**THE TASK**
Write out each line word for word. Drop pictures.
□ □ □ □
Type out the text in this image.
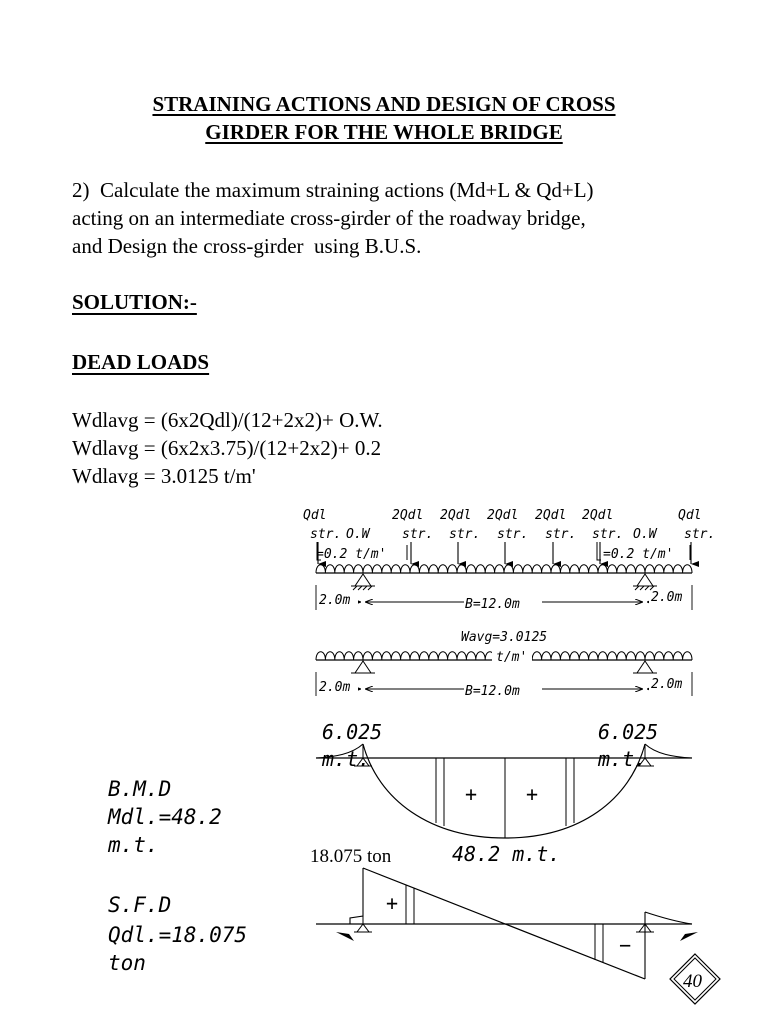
STRAINING ACTIONS AND DESIGN OF CROSS
GIRDER FOR THE WHOLE BRIDGE
2)  Calculate the maximum straining actions (Md+L & Qd+L)
acting on an intermediate cross-girder of the roadway bridge,
and Design the cross-girder  using B.U.S.
SOLUTION:-
DEAD LOADS
Wdlavg = (6x2Qdl)/(12+2x2)+ O.W.
Wdlavg = (6x2x3.75)/(12+2x2)+ 0.2
Wdlavg = 3.0125 t/m'
B.M.D
Mdl.=48.2
m.t.
S.F.D
Qdl.=18.075
ton
Qdl
str. O.W
=0.2 t/m'
2Qdl
str.
2Qdl
str.
2Qdl
str.
2Qdl
str.
2Qdl
str. O.W
Qdl
str.
=0.2 t/m'
2.0m	B=12.0m	2.0m
Wavg=3.0125
t/m'
2.0m	B=12.0m	2.0m
6.025
m.t.
6.025
m.t.
+ +
48.2 m.t.
18.075 ton
+
−
40
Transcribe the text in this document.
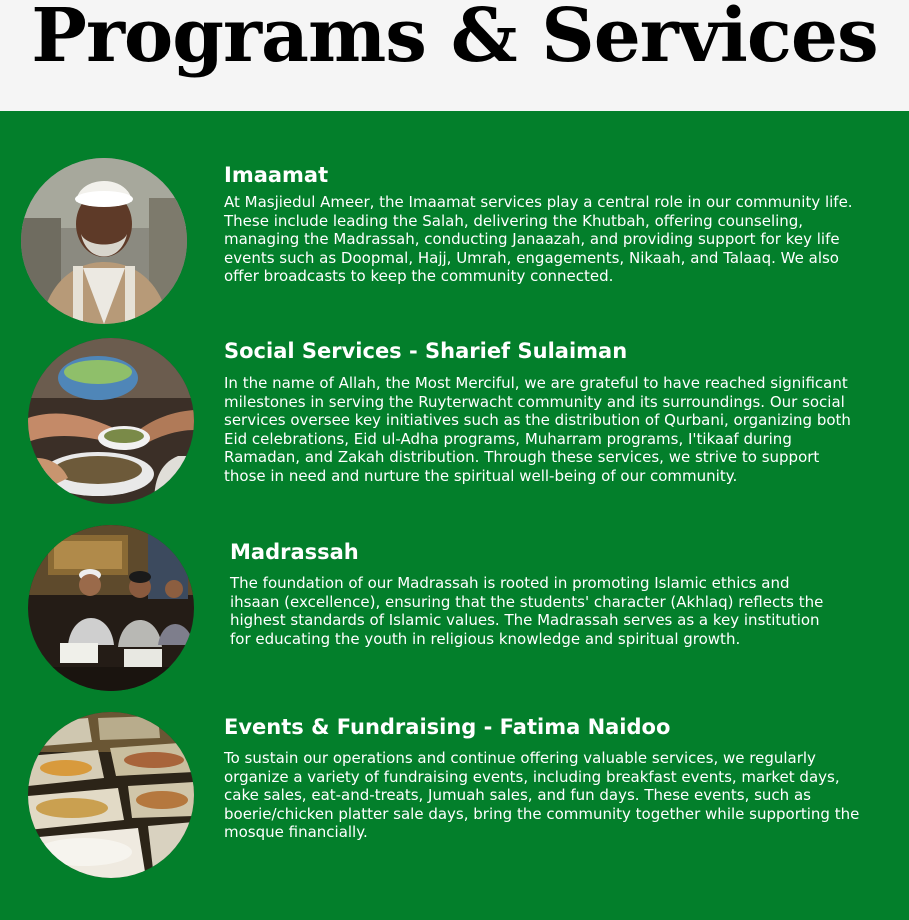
Programs & Services
Imaamat

At Masjiedul Ameer, the Imaamat services play a central role in our community life. These include leading the Salah, delivering the Khutbah, offering counseling, managing the Madrassah, conducting Janaazah, and providing support for key life events such as Doopmal, Hajj, Umrah, engagements, Nikaah, and Talaaq. We also offer broadcasts to keep the community connected.

Social Services - Sharief Sulaiman

In the name of Allah, the Most Merciful, we are grateful to have reached significant milestones in serving the Ruyterwacht community and its surroundings. Our social services oversee key initiatives such as the distribution of Qurbani, organizing both Eid celebrations, Eid ul-Adha programs, Muharram programs, I'tikaaf during Ramadan, and Zakah distribution. Through these services, we strive to support those in need and nurture the spiritual well-being of our community.

Madrassah

The foundation of our Madrassah is rooted in promoting Islamic ethics and ihsaan (excellence), ensuring that the students' character (Akhlaq) reflects the highest standards of Islamic values. The Madrassah serves as a key institution for educating the youth in religious knowledge and spiritual growth.

Events & Fundraising - Fatima Naidoo

To sustain our operations and continue offering valuable services, we regularly organize a variety of fundraising events, including breakfast events, market days, cake sales, eat-and-treats, Jumuah sales, and fun days. These events, such as boerie/chicken platter sale days, bring the community together while supporting the mosque financially.
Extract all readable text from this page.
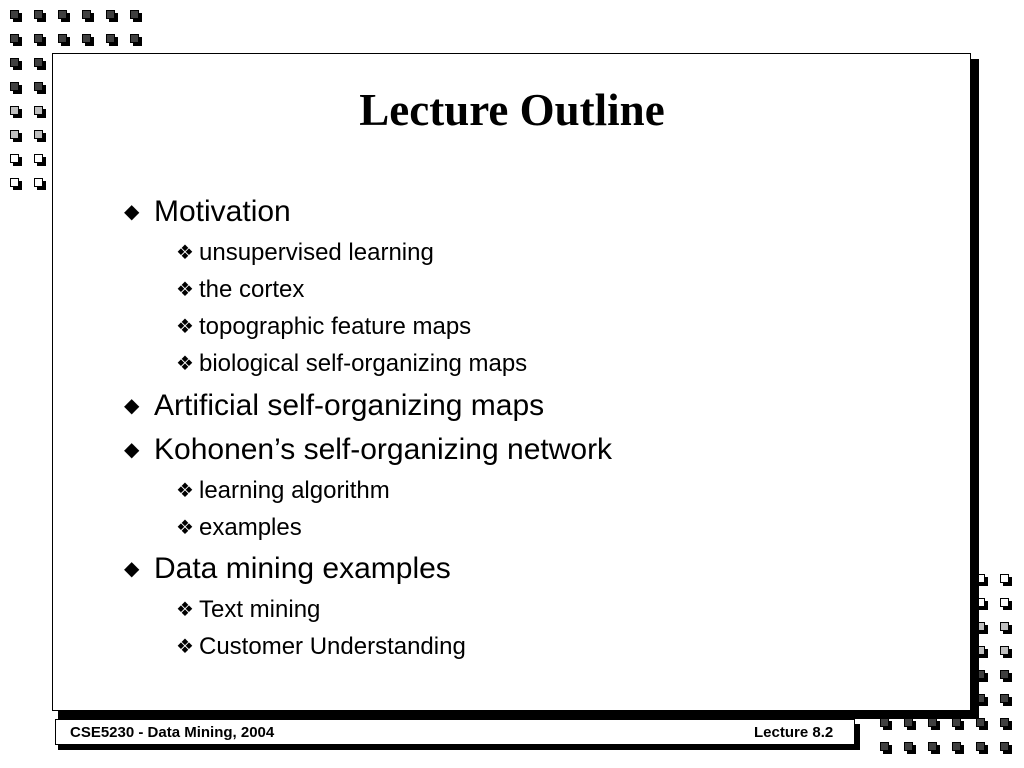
Lecture Outline
◆ Motivation
❖ unsupervised learning
❖ the cortex
❖ topographic feature maps
❖ biological self-organizing maps
◆ Artificial self-organizing maps
◆ Kohonen’s self-organizing network
❖ learning algorithm
❖ examples
◆ Data mining examples
❖ Text mining
❖ Customer Understanding
CSE5230 - Data Mining, 2004	Lecture 8.2
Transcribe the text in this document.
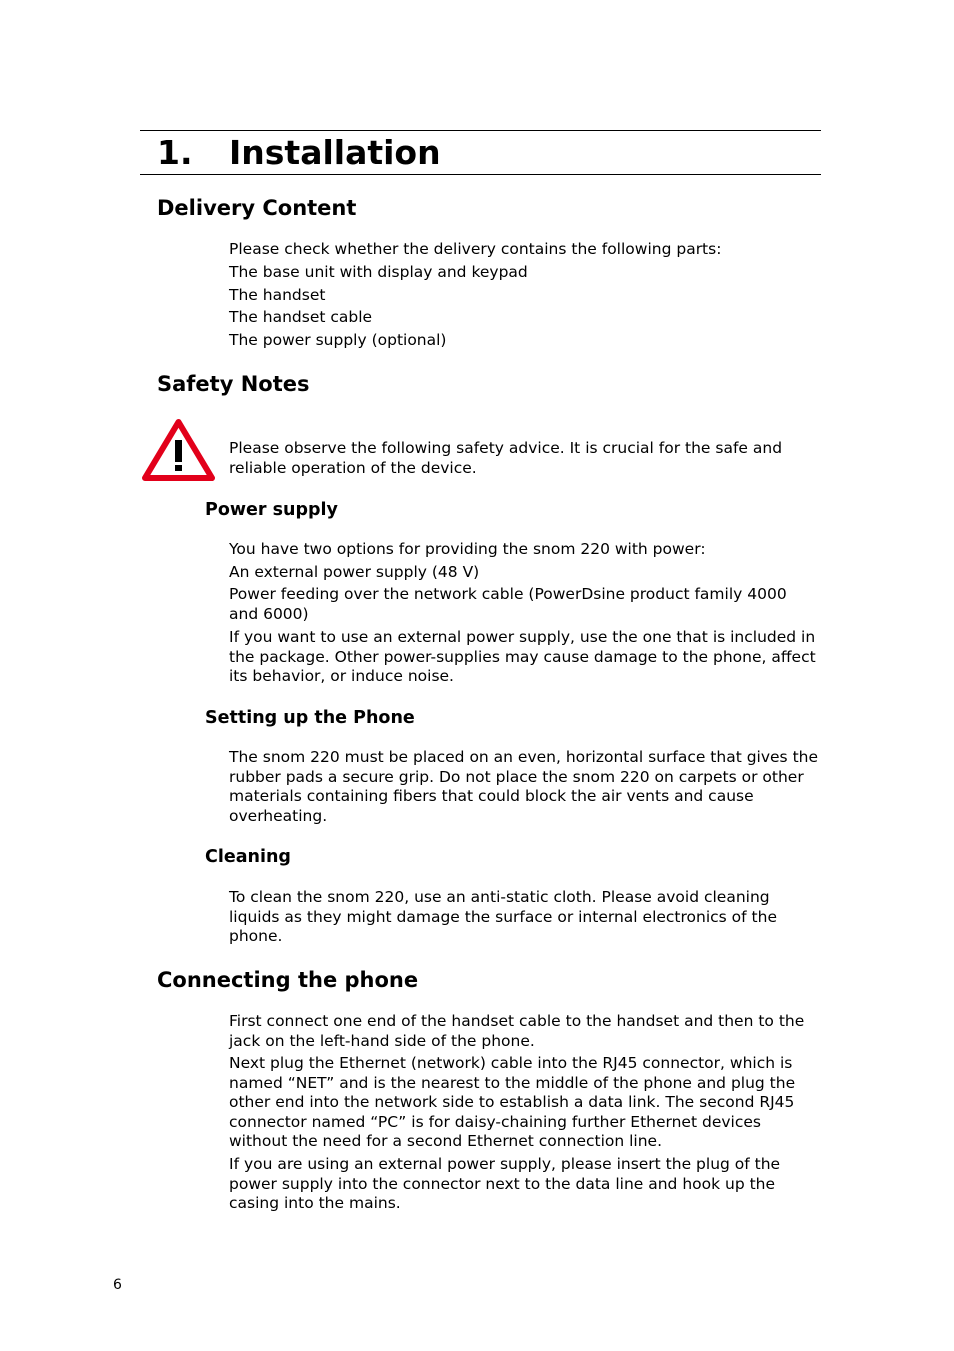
1. Installation
Delivery Content

Please check whether the delivery contains the following parts:

The base unit with display and keypad

The handset

The handset cable

The power supply (optional)

Safety Notes

Please observe the following safety advice. It is crucial for the safe and reliable operation of the device.

Power supply

You have two options for providing the snom 220 with power:

An external power supply (48 V)

Power feeding over the network cable (PowerDsine product family 4000 and 6000)

If you want to use an external power supply, use the one that is included in the package. Other power-supplies may cause damage to the phone, affect its behavior, or induce noise.

Setting up the Phone

The snom 220 must be placed on an even, horizontal surface that gives the rubber pads a secure grip. Do not place the snom 220 on carpets or other materials containing fibers that could block the air vents and cause overheating.

Cleaning

To clean the snom 220, use an anti-static cloth. Please avoid cleaning liquids as they might damage the surface or internal electronics of the phone.

Connecting the phone

First connect one end of the handset cable to the handset and then to the jack on the left-hand side of the phone.

Next plug the Ethernet (network) cable into the RJ45 connector, which is named “NET” and is the nearest to the middle of the phone and plug the other end into the network side to establish a data link. The second RJ45 connector named “PC” is for daisy-chaining further Ethernet devices without the need for a second Ethernet connection line.

If you are using an external power supply, please insert the plug of the power supply into the connector next to the data line and hook up the casing into the mains.

6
□ □ □ □
**EXPECTED ANSWER**
Type out the text in this image.
STRAINING ACTIONS AND DESIGN OF CROSS
GIRDER FOR THE WHOLE BRIDGE
2)  Calculate the maximum straining actions (Md+L & Qd+L)
acting on an intermediate cross-girder of the roadway bridge,
and Design the cross-girder  using B.U.S.
SOLUTION:-
DEAD LOADS
Wdlavg = (6x2Qdl)/(12+2x2)+ O.W.
Wdlavg = (6x2x3.75)/(12+2x2)+ 0.2
Wdlavg = 3.0125 t/m'
B.M.D
Mdl.=48.2
m.t.
S.F.D
Qdl.=18.075
ton
Qdl
str. O.W
=0.2 t/m'
2Qdl
str.
2Qdl
str.
2Qdl
str.
2Qdl
str.
2Qdl
str. O.W
Qdl
str.
=0.2 t/m'
2.0m	B=12.0m	2.0m
Wavg=3.0125
t/m'
2.0m	B=12.0m	2.0m
6.025
m.t.
6.025
m.t.
+ +
48.2 m.t.
18.075 ton
+
−
40
Transcribe the text in this document.
Programs & Services
Imaamat

At Masjiedul Ameer, the Imaamat services play a central role in our community life. These include leading the Salah, delivering the Khutbah, offering counseling, managing the Madrassah, conducting Janaazah, and providing support for key life events such as Doopmal, Hajj, Umrah, engagements, Nikaah, and Talaaq. We also offer broadcasts to keep the community connected.

Social Services - Sharief Sulaiman

In the name of Allah, the Most Merciful, we are grateful to have reached significant milestones in serving the Ruyterwacht community and its surroundings. Our social services oversee key initiatives such as the distribution of Qurbani, organizing both Eid celebrations, Eid ul-Adha programs, Muharram programs, I'tikaaf during Ramadan, and Zakah distribution. Through these services, we strive to support those in need and nurture the spiritual well-being of our community.

Madrassah

The foundation of our Madrassah is rooted in promoting Islamic ethics and ihsaan (excellence), ensuring that the students' character (Akhlaq) reflects the highest standards of Islamic values. The Madrassah serves as a key institution for educating the youth in religious knowledge and spiritual growth.

Events & Fundraising - Fatima Naidoo

To sustain our operations and continue offering valuable services, we regularly organize a variety of fundraising events, including breakfast events, market days, cake sales, eat-and-treats, Jumuah sales, and fun days. These events, such as boerie/chicken platter sale days, bring the community together while supporting the mosque financially.
Extract all readable text from this page.
Lecture Outline
◆ Motivation
❖ unsupervised learning
❖ the cortex
❖ topographic feature maps
❖ biological self-organizing maps
◆ Artificial self-organizing maps
◆ Kohonen’s self-organizing network
❖ learning algorithm
❖ examples
◆ Data mining examples
❖ Text mining
❖ Customer Understanding
CSE5230 - Data Mining, 2004	Lecture 8.2
Transcribe the text in this document.
1. Installation
Delivery Content

Please check whether the delivery contains the following parts:

The base unit with display and keypad

The handset

The handset cable

The power supply (optional)

Safety Notes

Please observe the following safety advice. It is crucial for the safe and reliable operation of the device.

Power supply

You have two options for providing the snom 220 with power:

An external power supply (48 V)

Power feeding over the network cable (PowerDsine product family 4000 and 6000)

If you want to use an external power supply, use the one that is included in the package. Other power-supplies may cause damage to the phone, affect its behavior, or induce noise.

Setting up the Phone

The snom 220 must be placed on an even, horizontal surface that gives the rubber pads a secure grip. Do not place the snom 220 on carpets or other materials containing fibers that could block the air vents and cause overheating.

Cleaning

To clean the snom 220, use an anti-static cloth. Please avoid cleaning liquids as they might damage the surface or internal electronics of the phone.

Connecting the phone

First connect one end of the handset cable to the handset and then to the jack on the left-hand side of the phone.

Next plug the Ethernet (network) cable into the RJ45 connector, which is named “NET” and is the nearest to the middle of the phone and plug the other end into the network side to establish a data link. The second RJ45 connector named “PC” is for daisy-chaining further Ethernet devices without the need for a second Ethernet connection line.

If you are using an external power supply, please insert the plug of the power supply into the connector next to the data line and hook up the casing into the mains.

6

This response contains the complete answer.